What is needed >> In the records below, find each line with the word "已走向穷途末路" and copy it.
===
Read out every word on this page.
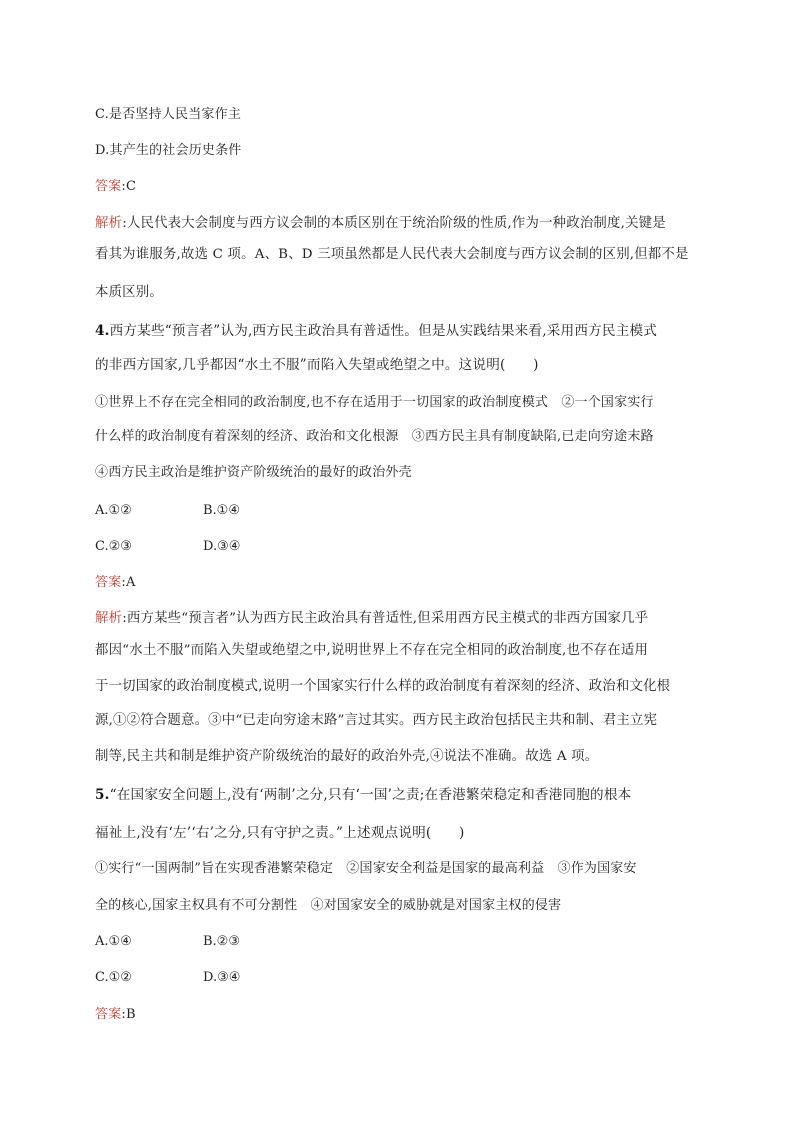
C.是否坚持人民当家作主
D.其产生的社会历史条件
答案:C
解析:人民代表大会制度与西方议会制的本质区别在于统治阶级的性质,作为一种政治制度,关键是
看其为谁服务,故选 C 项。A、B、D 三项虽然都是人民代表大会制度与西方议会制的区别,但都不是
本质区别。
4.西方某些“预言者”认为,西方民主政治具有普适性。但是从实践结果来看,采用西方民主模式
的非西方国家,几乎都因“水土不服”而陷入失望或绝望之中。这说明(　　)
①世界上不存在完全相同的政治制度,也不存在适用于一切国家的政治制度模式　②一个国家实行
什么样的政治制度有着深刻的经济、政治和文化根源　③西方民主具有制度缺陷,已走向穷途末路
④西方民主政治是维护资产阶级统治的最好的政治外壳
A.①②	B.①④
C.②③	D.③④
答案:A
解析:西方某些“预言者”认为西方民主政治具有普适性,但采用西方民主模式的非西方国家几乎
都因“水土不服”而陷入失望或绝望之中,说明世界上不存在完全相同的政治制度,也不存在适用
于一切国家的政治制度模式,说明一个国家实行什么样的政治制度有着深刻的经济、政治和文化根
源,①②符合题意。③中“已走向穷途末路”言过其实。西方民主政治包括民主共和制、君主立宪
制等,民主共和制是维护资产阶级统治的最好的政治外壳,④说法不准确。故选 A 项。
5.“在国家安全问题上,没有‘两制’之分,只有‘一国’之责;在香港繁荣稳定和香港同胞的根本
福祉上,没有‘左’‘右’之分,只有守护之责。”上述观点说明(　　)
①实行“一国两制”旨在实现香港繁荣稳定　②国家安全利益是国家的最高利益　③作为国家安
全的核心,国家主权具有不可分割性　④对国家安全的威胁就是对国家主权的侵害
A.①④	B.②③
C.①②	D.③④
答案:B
===
Written answer >>
什么样的政治制度有着深刻的经济、政治和文化根源　③西方民主具有制度缺陷,已走向穷途末路
源,①②符合题意。③中“已走向穷途末路”言过其实。西方民主政治包括民主共和制、君主立宪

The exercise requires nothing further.